======== Given records

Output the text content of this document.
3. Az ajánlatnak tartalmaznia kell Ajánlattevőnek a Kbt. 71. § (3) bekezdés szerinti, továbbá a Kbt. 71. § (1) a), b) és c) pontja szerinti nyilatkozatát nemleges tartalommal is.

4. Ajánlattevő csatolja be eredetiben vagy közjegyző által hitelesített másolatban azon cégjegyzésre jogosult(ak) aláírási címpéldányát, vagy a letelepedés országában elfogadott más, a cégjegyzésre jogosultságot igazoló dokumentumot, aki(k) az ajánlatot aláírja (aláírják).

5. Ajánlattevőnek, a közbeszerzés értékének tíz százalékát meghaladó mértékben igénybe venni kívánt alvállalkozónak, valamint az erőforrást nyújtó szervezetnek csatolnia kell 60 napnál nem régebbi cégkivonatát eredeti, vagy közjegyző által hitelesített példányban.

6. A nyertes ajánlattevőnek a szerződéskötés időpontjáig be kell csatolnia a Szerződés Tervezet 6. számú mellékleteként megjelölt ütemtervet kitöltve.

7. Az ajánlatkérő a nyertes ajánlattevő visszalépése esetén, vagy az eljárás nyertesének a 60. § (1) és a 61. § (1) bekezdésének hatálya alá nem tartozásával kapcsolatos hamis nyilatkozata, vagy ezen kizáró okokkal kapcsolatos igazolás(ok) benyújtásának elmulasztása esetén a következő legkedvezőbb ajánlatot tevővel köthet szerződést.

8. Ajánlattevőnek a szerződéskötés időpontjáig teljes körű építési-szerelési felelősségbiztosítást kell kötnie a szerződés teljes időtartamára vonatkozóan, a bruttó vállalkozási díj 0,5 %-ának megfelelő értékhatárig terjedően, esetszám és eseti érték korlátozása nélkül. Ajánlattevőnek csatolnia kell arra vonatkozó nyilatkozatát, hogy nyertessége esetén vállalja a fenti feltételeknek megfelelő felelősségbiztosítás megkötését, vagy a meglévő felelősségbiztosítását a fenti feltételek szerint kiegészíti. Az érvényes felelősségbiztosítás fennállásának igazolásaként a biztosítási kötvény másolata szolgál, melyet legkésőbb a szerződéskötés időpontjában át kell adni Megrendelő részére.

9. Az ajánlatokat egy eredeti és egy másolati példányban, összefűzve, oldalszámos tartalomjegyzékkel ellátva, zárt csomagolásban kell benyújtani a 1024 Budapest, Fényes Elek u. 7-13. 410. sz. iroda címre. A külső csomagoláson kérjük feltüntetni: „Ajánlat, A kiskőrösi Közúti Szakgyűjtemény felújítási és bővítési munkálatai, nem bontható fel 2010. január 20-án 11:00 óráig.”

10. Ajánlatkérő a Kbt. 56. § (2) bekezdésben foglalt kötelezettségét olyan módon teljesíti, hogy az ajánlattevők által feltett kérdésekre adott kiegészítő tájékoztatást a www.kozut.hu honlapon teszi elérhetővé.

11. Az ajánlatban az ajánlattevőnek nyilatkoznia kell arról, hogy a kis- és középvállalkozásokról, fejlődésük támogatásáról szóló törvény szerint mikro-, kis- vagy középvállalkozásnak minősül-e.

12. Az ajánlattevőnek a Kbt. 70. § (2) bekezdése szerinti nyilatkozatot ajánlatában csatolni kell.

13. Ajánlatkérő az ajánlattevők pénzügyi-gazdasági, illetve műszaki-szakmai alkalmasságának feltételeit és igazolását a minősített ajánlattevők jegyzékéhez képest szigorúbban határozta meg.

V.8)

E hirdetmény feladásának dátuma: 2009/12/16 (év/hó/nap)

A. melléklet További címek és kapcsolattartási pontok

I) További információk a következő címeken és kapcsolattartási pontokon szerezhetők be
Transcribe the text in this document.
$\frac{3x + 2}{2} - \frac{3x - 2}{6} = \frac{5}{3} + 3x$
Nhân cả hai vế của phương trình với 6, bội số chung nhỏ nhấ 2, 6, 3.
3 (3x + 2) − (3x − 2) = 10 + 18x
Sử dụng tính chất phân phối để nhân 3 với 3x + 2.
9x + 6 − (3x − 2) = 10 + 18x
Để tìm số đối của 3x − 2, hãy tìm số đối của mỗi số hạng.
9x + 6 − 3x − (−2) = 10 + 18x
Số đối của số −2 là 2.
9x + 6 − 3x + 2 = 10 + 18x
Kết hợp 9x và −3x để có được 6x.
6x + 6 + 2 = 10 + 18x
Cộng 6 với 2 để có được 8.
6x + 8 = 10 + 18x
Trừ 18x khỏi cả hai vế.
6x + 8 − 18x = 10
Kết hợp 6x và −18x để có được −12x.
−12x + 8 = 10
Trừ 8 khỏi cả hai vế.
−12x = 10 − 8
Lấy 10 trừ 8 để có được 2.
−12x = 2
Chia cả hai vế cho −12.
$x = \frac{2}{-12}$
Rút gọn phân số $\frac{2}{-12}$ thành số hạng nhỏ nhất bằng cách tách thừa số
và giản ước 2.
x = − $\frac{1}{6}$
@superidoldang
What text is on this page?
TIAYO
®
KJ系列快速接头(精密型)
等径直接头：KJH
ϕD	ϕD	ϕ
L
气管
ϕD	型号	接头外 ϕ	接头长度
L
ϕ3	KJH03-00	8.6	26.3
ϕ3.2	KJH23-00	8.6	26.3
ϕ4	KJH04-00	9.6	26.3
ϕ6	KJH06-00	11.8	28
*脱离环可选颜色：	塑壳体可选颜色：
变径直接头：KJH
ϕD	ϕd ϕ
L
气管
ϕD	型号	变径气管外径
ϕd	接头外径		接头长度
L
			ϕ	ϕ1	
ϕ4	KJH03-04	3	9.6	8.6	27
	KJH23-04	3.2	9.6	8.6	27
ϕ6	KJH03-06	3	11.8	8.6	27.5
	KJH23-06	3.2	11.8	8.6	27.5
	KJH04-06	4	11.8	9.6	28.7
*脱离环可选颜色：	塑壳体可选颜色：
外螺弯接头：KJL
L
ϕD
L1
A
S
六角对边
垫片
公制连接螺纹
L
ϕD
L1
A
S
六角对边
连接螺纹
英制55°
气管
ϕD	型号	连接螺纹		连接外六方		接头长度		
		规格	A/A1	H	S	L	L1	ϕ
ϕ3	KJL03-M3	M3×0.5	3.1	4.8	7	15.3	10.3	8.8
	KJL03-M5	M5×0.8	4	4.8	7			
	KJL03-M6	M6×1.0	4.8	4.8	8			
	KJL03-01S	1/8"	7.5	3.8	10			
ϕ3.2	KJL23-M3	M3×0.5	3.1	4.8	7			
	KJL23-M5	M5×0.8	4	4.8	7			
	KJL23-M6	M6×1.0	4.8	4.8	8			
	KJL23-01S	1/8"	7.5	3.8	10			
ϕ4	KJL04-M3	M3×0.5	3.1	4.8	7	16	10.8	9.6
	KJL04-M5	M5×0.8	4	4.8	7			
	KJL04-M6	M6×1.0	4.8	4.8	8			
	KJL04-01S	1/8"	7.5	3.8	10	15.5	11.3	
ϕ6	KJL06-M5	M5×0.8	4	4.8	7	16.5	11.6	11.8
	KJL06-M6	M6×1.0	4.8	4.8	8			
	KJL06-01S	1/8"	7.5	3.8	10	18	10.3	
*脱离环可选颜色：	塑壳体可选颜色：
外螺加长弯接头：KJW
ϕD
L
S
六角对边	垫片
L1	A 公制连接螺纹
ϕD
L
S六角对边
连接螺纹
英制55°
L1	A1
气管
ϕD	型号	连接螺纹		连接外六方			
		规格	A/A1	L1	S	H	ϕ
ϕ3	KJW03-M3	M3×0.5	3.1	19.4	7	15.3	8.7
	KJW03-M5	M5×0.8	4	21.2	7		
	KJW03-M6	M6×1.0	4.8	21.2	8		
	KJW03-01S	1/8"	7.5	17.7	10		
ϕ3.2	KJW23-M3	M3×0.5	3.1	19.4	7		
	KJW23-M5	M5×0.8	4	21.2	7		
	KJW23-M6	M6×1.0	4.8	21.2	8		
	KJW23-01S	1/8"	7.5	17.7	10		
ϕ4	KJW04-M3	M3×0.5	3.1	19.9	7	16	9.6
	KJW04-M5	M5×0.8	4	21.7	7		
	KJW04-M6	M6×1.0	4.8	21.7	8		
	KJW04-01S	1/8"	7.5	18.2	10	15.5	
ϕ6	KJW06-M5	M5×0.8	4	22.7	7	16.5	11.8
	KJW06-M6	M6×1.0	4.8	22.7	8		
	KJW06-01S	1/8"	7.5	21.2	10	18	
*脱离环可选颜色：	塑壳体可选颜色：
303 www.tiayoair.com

================

### Prompt:
Show the lines of the material that contain the word "hitelesített".

### Solution for this exercise:
4. Ajánlattevő csatolja be eredetiben vagy közjegyző által hitelesített másolatban azon cégjegyzésre jogosult(ak) aláírási címpéldányát, vagy a letelepedés országában elfogadott más, a cégjegyzésre jogosultságot igazoló dokumentumot, aki(k) az ajánlatot aláírja (aláírják).
5. Ajánlattevőnek, a közbeszerzés értékének tíz százalékát meghaladó mértékben igénybe venni kívánt alvállalkozónak, valamint az erőforrást nyújtó szervezetnek csatolnia kell 60 napnál nem régebbi cégkivonatát eredeti, vagy közjegyző által hitelesített példányban.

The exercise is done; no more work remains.